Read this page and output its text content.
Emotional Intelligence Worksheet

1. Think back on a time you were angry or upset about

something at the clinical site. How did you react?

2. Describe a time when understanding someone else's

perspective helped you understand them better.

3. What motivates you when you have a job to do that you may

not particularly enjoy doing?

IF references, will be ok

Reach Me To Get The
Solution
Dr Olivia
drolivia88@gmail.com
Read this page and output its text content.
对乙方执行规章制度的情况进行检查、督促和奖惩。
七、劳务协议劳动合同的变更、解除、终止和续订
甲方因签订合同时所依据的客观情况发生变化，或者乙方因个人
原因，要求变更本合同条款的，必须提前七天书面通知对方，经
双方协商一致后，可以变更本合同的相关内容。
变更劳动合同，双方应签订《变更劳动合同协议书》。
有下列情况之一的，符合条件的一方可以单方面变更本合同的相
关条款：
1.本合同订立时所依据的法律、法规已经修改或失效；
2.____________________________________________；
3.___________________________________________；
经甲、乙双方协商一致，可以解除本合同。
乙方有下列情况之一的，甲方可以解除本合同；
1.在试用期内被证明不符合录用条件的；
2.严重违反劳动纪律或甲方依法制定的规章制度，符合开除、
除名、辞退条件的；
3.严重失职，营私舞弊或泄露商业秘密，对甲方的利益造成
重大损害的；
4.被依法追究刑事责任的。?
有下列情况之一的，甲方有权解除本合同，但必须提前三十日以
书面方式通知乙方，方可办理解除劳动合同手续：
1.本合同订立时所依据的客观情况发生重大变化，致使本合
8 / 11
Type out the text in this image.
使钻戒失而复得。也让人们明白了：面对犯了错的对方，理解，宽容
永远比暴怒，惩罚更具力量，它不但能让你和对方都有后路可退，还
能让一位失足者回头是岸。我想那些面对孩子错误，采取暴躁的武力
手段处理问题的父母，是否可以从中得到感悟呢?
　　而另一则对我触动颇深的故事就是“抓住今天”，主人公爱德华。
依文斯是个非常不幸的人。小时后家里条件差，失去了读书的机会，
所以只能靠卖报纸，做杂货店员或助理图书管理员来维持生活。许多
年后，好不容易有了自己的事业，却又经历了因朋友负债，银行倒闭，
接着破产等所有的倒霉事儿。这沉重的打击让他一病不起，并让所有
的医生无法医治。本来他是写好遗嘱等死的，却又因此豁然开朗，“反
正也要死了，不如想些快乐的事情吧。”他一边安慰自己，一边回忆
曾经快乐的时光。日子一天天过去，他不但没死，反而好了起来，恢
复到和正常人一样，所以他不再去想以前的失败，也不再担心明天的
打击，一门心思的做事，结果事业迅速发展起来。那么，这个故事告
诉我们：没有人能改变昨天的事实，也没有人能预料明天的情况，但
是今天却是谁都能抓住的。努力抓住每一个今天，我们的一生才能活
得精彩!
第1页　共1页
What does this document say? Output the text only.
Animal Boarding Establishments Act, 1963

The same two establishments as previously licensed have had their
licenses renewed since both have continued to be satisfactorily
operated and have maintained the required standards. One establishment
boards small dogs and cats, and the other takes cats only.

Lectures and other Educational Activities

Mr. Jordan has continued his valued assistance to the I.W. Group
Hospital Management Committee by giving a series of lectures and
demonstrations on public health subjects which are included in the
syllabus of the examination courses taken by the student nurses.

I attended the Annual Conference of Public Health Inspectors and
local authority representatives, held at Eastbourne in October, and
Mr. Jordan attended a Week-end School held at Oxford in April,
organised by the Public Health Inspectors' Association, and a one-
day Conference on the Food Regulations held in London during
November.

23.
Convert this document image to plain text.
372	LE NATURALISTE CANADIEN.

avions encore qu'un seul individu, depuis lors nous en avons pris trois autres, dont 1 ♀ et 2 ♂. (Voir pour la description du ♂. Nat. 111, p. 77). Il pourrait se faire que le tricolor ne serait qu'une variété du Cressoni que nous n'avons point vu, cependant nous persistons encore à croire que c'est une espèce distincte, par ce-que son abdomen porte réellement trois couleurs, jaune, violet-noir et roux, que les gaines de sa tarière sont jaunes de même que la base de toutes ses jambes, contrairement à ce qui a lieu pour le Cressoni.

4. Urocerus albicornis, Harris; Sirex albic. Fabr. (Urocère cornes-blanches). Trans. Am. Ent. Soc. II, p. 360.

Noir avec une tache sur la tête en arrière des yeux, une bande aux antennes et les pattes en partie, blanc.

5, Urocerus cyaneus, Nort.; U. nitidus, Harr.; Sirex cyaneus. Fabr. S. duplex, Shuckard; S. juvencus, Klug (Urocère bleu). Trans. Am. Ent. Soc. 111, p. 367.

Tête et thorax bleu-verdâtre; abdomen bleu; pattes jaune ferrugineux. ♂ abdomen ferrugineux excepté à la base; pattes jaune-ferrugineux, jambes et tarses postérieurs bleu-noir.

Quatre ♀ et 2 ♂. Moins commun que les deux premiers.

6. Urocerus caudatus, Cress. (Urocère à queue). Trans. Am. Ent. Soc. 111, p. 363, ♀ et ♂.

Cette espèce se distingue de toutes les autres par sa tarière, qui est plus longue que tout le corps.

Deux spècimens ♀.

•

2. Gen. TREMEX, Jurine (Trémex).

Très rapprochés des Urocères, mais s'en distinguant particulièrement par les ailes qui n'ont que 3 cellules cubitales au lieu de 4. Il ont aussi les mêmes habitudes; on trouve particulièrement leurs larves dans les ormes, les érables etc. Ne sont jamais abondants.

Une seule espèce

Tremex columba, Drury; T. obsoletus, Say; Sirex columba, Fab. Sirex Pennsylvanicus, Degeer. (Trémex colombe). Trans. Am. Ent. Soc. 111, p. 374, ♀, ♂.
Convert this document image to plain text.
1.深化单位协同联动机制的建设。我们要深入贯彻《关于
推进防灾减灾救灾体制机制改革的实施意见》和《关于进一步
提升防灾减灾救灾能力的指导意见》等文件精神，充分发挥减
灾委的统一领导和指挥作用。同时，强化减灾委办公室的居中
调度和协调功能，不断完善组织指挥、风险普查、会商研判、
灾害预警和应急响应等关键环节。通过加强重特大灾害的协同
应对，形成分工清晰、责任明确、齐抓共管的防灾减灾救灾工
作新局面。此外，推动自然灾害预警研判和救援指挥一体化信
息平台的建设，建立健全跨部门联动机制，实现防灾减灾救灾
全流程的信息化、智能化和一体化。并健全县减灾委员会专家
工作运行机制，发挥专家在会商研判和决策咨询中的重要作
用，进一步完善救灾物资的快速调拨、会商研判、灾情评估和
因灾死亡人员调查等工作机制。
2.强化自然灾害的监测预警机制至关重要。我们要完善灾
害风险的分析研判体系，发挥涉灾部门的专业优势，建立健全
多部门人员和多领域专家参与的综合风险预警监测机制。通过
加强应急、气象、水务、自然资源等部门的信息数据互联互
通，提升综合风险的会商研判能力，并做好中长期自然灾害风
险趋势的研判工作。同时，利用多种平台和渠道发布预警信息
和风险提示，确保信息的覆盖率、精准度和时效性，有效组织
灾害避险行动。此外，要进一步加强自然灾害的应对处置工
============
STATED EXERCISE
Find every line in the records above that contains the word "What", and copy each one.

SOLUTION TO THIS TASK
3. What motivates you when you have a job to do that you may
What does this document say? Output the text only.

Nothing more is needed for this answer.